Aim:
Below are the records. Count the lines containing the string "other", and reply with the number alone.
Start of Entries shown
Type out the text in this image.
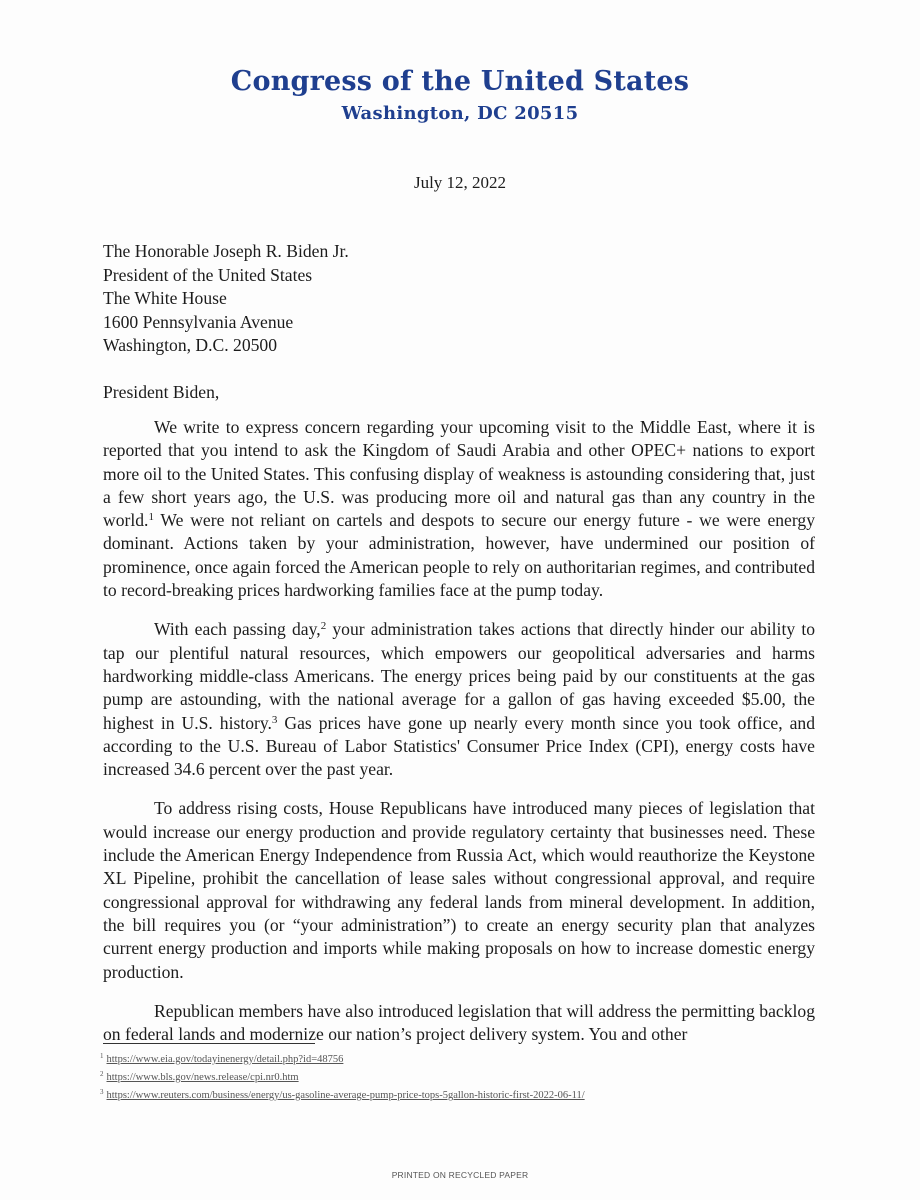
Congress of the United States
Washington, DC 20515
July 12, 2022
The Honorable Joseph R. Biden Jr.
President of the United States
The White House
1600 Pennsylvania Avenue
Washington, D.C. 20500
President Biden,

We write to express concern regarding your upcoming visit to the Middle East, where it is reported that you intend to ask the Kingdom of Saudi Arabia and other OPEC+ nations to export more oil to the United States. This confusing display of weakness is astounding considering that, just a few short years ago, the U.S. was producing more oil and natural gas than any country in the world.$^1$ We were not reliant on cartels and despots to secure our energy future - we were energy dominant. Actions taken by your administration, however, have undermined our position of prominence, once again forced the American people to rely on authoritarian regimes, and contributed to record-breaking prices hardworking families face at the pump today.

With each passing day,$^2$ your administration takes actions that directly hinder our ability to tap our plentiful natural resources, which empowers our geopolitical adversaries and harms hardworking middle-class Americans. The energy prices being paid by our constituents at the gas pump are astounding, with the national average for a gallon of gas having exceeded $5.00, the highest in U.S. history.$^3$ Gas prices have gone up nearly every month since you took office, and according to the U.S. Bureau of Labor Statistics' Consumer Price Index (CPI), energy costs have increased 34.6 percent over the past year.

To address rising costs, House Republicans have introduced many pieces of legislation that would increase our energy production and provide regulatory certainty that businesses need. These include the American Energy Independence from Russia Act, which would reauthorize the Keystone XL Pipeline, prohibit the cancellation of lease sales without congressional approval, and require congressional approval for withdrawing any federal lands from mineral development. In addition, the bill requires you (or “your administration”) to create an energy security plan that analyzes current energy production and imports while making proposals on how to increase domestic energy production.

Republican members have also introduced legislation that will address the permitting backlog on federal lands and modernize our nation’s project delivery system. You and other

$^1$ https://www.eia.gov/todayinenergy/detail.php?id=48756
$^2$ https://www.bls.gov/news.release/cpi.nr0.htm
$^3$ https://www.reuters.com/business/energy/us-gasoline-average-pump-price-tops-5gallon-historic-first-2022-06-11/
PRINTED ON RECYCLED PAPER
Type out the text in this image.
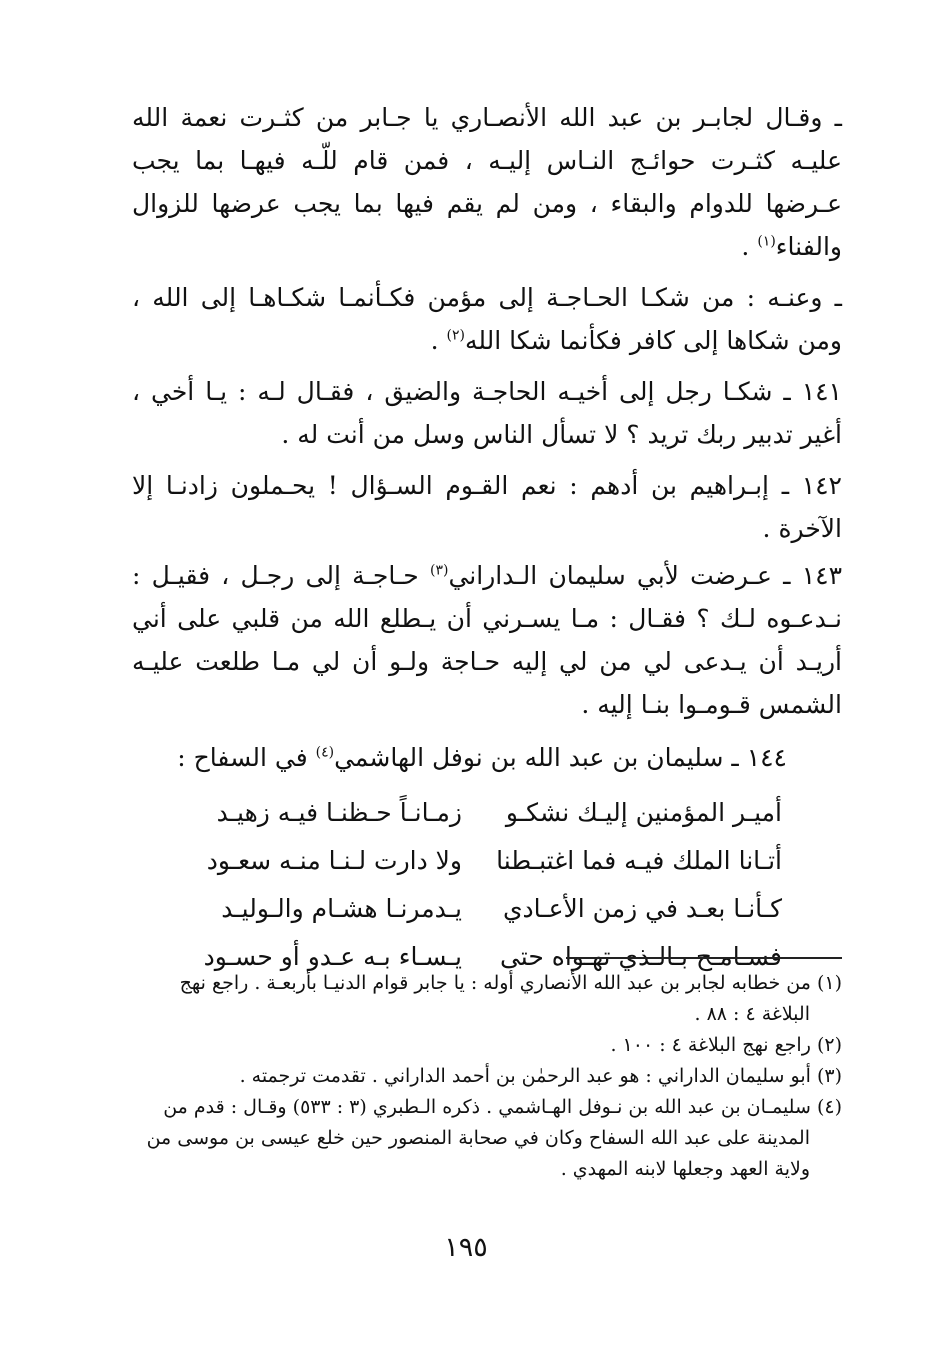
ـ وقـال لجابـر بن عبد الله الأنصـاري يا جـابر من كثـرت نعمة الله عليـه كثـرت حوائـج النـاس إليـه ، فمن قام للّـه فيهـا بما يجب عـرضها للدوام والبقاء ، ومن لم يقم فيها بما يجب عرضها للزوال والفناء$^{(١)}$ .

ـ وعنـه : من شكـا الحـاجـة إلى مؤمن فكـأنمـا شكـاهـا إلى الله ، ومن شكاها إلى كافر فكأنما شكا الله$^{(٢)}$ .

١٤١ ـ شكـا رجل إلى أخيـه الحاجـة والضيق ، فقـال لـه : يـا أخي ، أغير تدبير ربك تريد ؟ لا تسأل الناس وسل من أنت له .

١٤٢ ـ إبـراهيم بن أدهم : نعم القـوم السـؤال ! يحـملون زادنـا إلا الآخرة .

١٤٣ ـ عـرضت لأبي سليمان الـداراني$^{(٣)}$ حـاجـة إلى رجـل ، فقيـل : نـدعـوه لـك ؟ فقـال : مـا يسـرني أن يـطلع الله من قلبي على أني أريـد أن يـدعى لي من لي إليه حـاجة ولـو أن لي مـا طلعت عليـه الشمس قـومـوا بنـا إليه .

١٤٤ ـ سليمان بن عبد الله بن نوفل الهاشمي$^{(٤)}$ في السفاح :

أميـر المؤمنين إليـك نشكـو
زمـانـاً حـظنـا فيـه زهيـد
أتـانا الملك فيـه فما اغتبـطنا
ولا دارت لـنـا منـه سعـود
كـأنـا بعـد في زمن الأعـادي
يـدمرنـا هشـام والـوليـد
فسـامـح بـالـذي تهـواه حتى
يـسـاء بـه عـدو أو حسـود

(١) من خطابه لجابر بن عبد الله الأنصاري أوله : يا جابر قوام الدنيـا بأربعـة . راجع نهج
البلاغة ٤ : ٨٨ .

(٢) راجع نهج البلاغة ٤ : ١٠٠ .

(٣) أبو سليمان الداراني : هو عبد الرحمٰن بن أحمد الداراني . تقدمت ترجمته .

(٤) سليمـان بن عبد الله بن نـوفل الهـاشمي . ذكره الـطبري (٣ : ٥٣٣) وقـال : قدم من
المدينة على عبد الله السفاح وكان في صحابة المنصور حين خلع عيسى بن موسى من
ولاية العهد وجعلها لابنه المهدي .

١٩٥
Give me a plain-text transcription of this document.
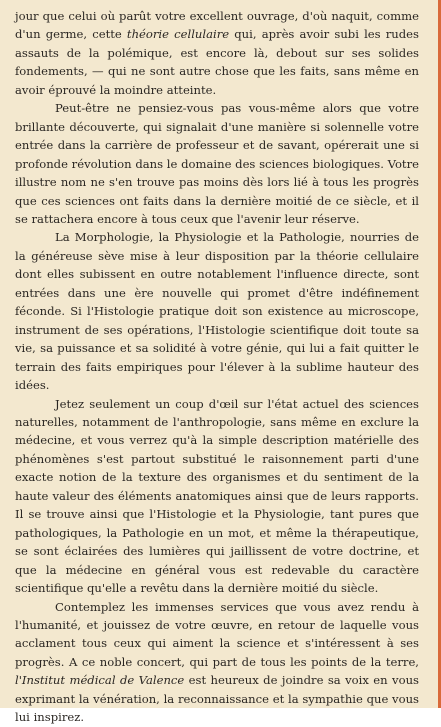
jour que celui où parût votre excellent ouvrage, d'où naquit, comme d'un germe, cette théorie cellulaire qui, après avoir subi les rudes assauts de la polémique, est encore là, debout sur ses solides fondements, — qui ne sont autre chose que les faits, sans même en avoir éprouvé la moindre atteinte.

Peut-être ne pensiez-vous pas vous-même alors que votre brillante découverte, qui signalait d'une manière si solennelle votre entrée dans la carrière de professeur et de savant, opérerait une si profonde révolution dans le domaine des sciences biologiques. Votre illustre nom ne s'en trouve pas moins dès lors lié à tous les progrès que ces sciences ont faits dans la dernière moitié de ce siècle, et il se rattachera encore à tous ceux que l'avenir leur réserve.

La Morphologie, la Physiologie et la Pathologie, nourries de la généreuse sève mise à leur disposition par la théorie cellulaire dont elles subissent en outre notablement l'influence directe, sont entrées dans une ère nouvelle qui promet d'être indéfinement féconde. Si l'Histologie pratique doit son existence au microscope, instrument de ses opérations, l'Histologie scientifique doit toute sa vie, sa puissance et sa solidité à votre génie, qui lui a fait quitter le terrain des faits empiriques pour l'élever à la sublime hauteur des idées.

Jetez seulement un coup d'œil sur l'état actuel des sciences naturelles, notamment de l'anthropologie, sans même en exclure la médecine, et vous verrez qu'à la simple description matérielle des phénomènes s'est partout substitué le raisonnement parti d'une exacte notion de la texture des organismes et du sentiment de la haute valeur des éléments anatomiques ainsi que de leurs rapports. Il se trouve ainsi que l'Histologie et la Physiologie, tant pures que pathologiques, la Pathologie en un mot, et même la thérapeutique, se sont éclairées des lumières qui jaillissent de votre doctrine, et que la médecine en général vous est redevable du caractère scientifique qu'elle a revêtu dans la dernière moitié du siècle.

Contemplez les immenses services que vous avez rendu à l'humanité, et jouissez de votre œuvre, en retour de laquelle vous acclament tous ceux qui aiment la science et s'intéressent à ses progrès. A ce noble concert, qui part de tous les points de la terre, l'Institut médical de Valence est heureux de joindre sa voix en vous exprimant la vénération, la reconnaissance et la sympathie que vous lui inspirez.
End of Entries shown
Task response:
2